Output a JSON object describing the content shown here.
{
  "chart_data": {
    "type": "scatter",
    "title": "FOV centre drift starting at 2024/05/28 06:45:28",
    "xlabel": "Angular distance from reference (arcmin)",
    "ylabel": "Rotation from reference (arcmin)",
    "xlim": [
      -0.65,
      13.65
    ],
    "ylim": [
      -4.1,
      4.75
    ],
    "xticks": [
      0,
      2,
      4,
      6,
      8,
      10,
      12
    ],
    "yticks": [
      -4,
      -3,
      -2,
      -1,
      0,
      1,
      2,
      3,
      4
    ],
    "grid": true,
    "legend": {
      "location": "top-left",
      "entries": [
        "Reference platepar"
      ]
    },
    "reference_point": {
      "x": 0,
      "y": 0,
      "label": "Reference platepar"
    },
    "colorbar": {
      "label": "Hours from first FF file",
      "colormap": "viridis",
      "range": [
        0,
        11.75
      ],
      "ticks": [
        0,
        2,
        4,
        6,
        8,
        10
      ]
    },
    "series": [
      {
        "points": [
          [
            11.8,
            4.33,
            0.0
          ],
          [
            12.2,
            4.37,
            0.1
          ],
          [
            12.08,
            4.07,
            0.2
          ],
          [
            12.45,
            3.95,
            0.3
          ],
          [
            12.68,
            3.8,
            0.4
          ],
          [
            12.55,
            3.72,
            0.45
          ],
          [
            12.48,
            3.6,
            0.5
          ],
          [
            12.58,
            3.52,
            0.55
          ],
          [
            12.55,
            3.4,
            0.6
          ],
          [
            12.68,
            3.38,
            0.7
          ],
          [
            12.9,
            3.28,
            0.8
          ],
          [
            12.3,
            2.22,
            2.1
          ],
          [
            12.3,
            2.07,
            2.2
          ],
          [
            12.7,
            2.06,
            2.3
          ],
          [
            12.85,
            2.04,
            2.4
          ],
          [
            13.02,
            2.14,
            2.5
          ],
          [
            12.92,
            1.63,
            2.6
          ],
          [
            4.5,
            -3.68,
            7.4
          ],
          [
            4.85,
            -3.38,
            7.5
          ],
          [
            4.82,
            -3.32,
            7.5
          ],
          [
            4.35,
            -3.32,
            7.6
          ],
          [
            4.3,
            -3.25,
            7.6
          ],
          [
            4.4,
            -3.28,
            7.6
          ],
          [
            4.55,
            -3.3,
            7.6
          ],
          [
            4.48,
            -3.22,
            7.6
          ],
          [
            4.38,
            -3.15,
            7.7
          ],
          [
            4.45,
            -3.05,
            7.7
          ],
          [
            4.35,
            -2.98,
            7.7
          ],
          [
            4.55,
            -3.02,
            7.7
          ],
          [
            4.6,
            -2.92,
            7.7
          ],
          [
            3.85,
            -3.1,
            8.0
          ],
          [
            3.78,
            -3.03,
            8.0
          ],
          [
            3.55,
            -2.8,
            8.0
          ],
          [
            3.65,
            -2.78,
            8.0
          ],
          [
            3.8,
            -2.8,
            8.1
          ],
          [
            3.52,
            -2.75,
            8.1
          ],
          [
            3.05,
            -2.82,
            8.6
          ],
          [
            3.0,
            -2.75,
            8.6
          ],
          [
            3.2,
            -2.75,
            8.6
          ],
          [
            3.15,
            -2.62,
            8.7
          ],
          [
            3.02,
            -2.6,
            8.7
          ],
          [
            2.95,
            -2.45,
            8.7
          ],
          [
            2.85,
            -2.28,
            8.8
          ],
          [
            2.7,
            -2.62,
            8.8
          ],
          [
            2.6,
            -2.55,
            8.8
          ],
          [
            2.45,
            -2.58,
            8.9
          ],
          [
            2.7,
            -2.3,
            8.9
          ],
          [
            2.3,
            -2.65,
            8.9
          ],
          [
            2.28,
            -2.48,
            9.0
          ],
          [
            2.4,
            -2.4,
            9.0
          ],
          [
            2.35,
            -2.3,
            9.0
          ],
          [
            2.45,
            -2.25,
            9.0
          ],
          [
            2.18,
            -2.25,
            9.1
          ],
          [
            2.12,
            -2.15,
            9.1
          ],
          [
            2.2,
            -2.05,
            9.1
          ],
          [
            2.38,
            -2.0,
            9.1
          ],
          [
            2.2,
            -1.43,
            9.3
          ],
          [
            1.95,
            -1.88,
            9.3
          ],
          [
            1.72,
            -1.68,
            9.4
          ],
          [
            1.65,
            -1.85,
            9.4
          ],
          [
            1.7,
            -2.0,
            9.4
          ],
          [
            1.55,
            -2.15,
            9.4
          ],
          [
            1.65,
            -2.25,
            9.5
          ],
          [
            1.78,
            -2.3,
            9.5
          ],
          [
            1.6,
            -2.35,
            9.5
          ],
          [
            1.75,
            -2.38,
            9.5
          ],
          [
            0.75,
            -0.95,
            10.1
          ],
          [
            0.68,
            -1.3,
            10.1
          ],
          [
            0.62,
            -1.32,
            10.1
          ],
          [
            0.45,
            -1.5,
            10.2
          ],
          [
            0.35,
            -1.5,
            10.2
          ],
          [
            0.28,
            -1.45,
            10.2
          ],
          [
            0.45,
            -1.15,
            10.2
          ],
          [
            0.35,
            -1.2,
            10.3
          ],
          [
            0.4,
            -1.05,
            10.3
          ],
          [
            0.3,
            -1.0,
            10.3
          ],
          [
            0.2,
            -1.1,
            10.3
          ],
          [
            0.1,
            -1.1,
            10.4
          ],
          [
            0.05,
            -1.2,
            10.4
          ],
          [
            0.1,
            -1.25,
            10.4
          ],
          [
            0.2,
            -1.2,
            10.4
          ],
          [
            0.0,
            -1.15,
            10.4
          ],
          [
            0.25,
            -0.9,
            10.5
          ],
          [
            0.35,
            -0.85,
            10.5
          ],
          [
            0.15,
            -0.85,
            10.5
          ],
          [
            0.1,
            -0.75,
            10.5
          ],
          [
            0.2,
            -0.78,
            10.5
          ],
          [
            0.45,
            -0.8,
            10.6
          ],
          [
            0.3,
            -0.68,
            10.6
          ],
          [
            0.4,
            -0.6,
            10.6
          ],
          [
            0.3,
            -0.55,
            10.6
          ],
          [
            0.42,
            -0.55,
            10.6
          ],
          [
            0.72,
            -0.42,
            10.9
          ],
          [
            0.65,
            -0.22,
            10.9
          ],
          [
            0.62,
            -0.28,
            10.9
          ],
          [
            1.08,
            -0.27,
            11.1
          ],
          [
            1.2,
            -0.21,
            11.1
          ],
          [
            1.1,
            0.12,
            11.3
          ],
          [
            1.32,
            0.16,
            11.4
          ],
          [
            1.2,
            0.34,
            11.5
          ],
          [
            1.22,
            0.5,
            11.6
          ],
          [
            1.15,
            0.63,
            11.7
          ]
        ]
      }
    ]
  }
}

_Set task_.
Each line of the material should be duplicated exactly, please.

_Result for this exercise_.
Output a JSON object describing the content shown here.
{
  "chart_data": {
    "type": "scatter",
    "title": "FOV centre drift starting at 2024/05/28 06:45:28",
    "xlabel": "Angular distance from reference (arcmin)",
    "ylabel": "Rotation from reference (arcmin)",
    "xlim": [
      -0.65,
      13.65
    ],
    "ylim": [
      -4.1,
      4.75
    ],
    "xticks": [
      0,
      2,
      4,
      6,
      8,
      10,
      12
    ],
    "yticks": [
      -4,
      -3,
      -2,
      -1,
      0,
      1,
      2,
      3,
      4
    ],
    "grid": true,
    "legend": {
      "location": "top-left",
      "entries": [
        "Reference platepar"
      ]
    },
    "reference_point": {
      "x": 0,
      "y": 0,
      "label": "Reference platepar"
    },
    "colorbar": {
      "label": "Hours from first FF file",
      "colormap": "viridis",
      "range": [
        0,
        11.75
      ],
      "ticks": [
        0,
        2,
        4,
        6,
        8,
        10
      ]
    },
    "series": [
      {
        "points": [
          [
            11.8,
            4.33,
            0.0
          ],
          [
            12.2,
            4.37,
            0.1
          ],
          [
            12.08,
            4.07,
            0.2
          ],
          [
            12.45,
            3.95,
            0.3
          ],
          [
            12.68,
            3.8,
            0.4
          ],
          [
            12.55,
            3.72,
            0.45
          ],
          [
            12.48,
            3.6,
            0.5
          ],
          [
            12.58,
            3.52,
            0.55
          ],
          [
            12.55,
            3.4,
            0.6
          ],
          [
            12.68,
            3.38,
            0.7
          ],
          [
            12.9,
            3.28,
            0.8
          ],
          [
            12.3,
            2.22,
            2.1
          ],
          [
            12.3,
            2.07,
            2.2
          ],
          [
            12.7,
            2.06,
            2.3
          ],
          [
            12.85,
            2.04,
            2.4
          ],
          [
            13.02,
            2.14,
            2.5
          ],
          [
            12.92,
            1.63,
            2.6
          ],
          [
            4.5,
            -3.68,
            7.4
          ],
          [
            4.85,
            -3.38,
            7.5
          ],
          [
            4.82,
            -3.32,
            7.5
          ],
          [
            4.35,
            -3.32,
            7.6
          ],
          [
            4.3,
            -3.25,
            7.6
          ],
          [
            4.4,
            -3.28,
            7.6
          ],
          [
            4.55,
            -3.3,
            7.6
          ],
          [
            4.48,
            -3.22,
            7.6
          ],
          [
            4.38,
            -3.15,
            7.7
          ],
          [
            4.45,
            -3.05,
            7.7
          ],
          [
            4.35,
            -2.98,
            7.7
          ],
          [
            4.55,
            -3.02,
            7.7
          ],
          [
            4.6,
            -2.92,
            7.7
          ],
          [
            3.85,
            -3.1,
            8.0
          ],
          [
            3.78,
            -3.03,
            8.0
          ],
          [
            3.55,
            -2.8,
            8.0
          ],
          [
            3.65,
            -2.78,
            8.0
          ],
          [
            3.8,
            -2.8,
            8.1
          ],
          [
            3.52,
            -2.75,
            8.1
          ],
          [
            3.05,
            -2.82,
            8.6
          ],
          [
            3.0,
            -2.75,
            8.6
          ],
          [
            3.2,
            -2.75,
            8.6
          ],
          [
            3.15,
            -2.62,
            8.7
          ],
          [
            3.02,
            -2.6,
            8.7
          ],
          [
            2.95,
            -2.45,
            8.7
          ],
          [
            2.85,
            -2.28,
            8.8
          ],
          [
            2.7,
            -2.62,
            8.8
          ],
          [
            2.6,
            -2.55,
            8.8
          ],
          [
            2.45,
            -2.58,
            8.9
          ],
          [
            2.7,
            -2.3,
            8.9
          ],
          [
            2.3,
            -2.65,
            8.9
          ],
          [
            2.28,
            -2.48,
            9.0
          ],
          [
            2.4,
            -2.4,
            9.0
          ],
          [
            2.35,
            -2.3,
            9.0
          ],
          [
            2.45,
            -2.25,
            9.0
          ],
          [
            2.18,
            -2.25,
            9.1
          ],
          [
            2.12,
            -2.15,
            9.1
          ],
          [
            2.2,
            -2.05,
            9.1
          ],
          [
            2.38,
            -2.0,
            9.1
          ],
          [
            2.2,
            -1.43,
            9.3
          ],
          [
            1.95,
            -1.88,
            9.3
          ],
          [
            1.72,
            -1.68,
            9.4
          ],
          [
            1.65,
            -1.85,
            9.4
          ],
          [
            1.7,
            -2.0,
            9.4
          ],
          [
            1.55,
            -2.15,
            9.4
          ],
          [
            1.65,
            -2.25,
            9.5
          ],
          [
            1.78,
            -2.3,
            9.5
          ],
          [
            1.6,
            -2.35,
            9.5
          ],
          [
            1.75,
            -2.38,
            9.5
          ],
          [
            0.75,
            -0.95,
            10.1
          ],
          [
            0.68,
            -1.3,
            10.1
          ],
          [
            0.62,
            -1.32,
            10.1
          ],
          [
            0.45,
            -1.5,
            10.2
          ],
          [
            0.35,
            -1.5,
            10.2
          ],
          [
            0.28,
            -1.45,
            10.2
          ],
          [
            0.45,
            -1.15,
            10.2
          ],
          [
            0.35,
            -1.2,
            10.3
          ],
          [
            0.4,
            -1.05,
            10.3
          ],
          [
            0.3,
            -1.0,
            10.3
          ],
          [
            0.2,
            -1.1,
            10.3
          ],
          [
            0.1,
            -1.1,
            10.4
          ],
          [
            0.05,
            -1.2,
            10.4
          ],
          [
            0.1,
            -1.25,
            10.4
          ],
          [
            0.2,
            -1.2,
            10.4
          ],
          [
            0.0,
            -1.15,
            10.4
          ],
          [
            0.25,
            -0.9,
            10.5
          ],
          [
            0.35,
            -0.85,
            10.5
          ],
          [
            0.15,
            -0.85,
            10.5
          ],
          [
            0.1,
            -0.75,
            10.5
          ],
          [
            0.2,
            -0.78,
            10.5
          ],
          [
            0.45,
            -0.8,
            10.6
          ],
          [
            0.3,
            -0.68,
            10.6
          ],
          [
            0.4,
            -0.6,
            10.6
          ],
          [
            0.3,
            -0.55,
            10.6
          ],
          [
            0.42,
            -0.55,
            10.6
          ],
          [
            0.72,
            -0.42,
            10.9
          ],
          [
            0.65,
            -0.22,
            10.9
          ],
          [
            0.62,
            -0.28,
            10.9
          ],
          [
            1.08,
            -0.27,
            11.1
          ],
          [
            1.2,
            -0.21,
            11.1
          ],
          [
            1.1,
            0.12,
            11.3
          ],
          [
            1.32,
            0.16,
            11.4
          ],
          [
            1.2,
            0.34,
            11.5
          ],
          [
            1.22,
            0.5,
            11.6
          ],
          [
            1.15,
            0.63,
            11.7
          ]
        ]
      }
    ]
  }
}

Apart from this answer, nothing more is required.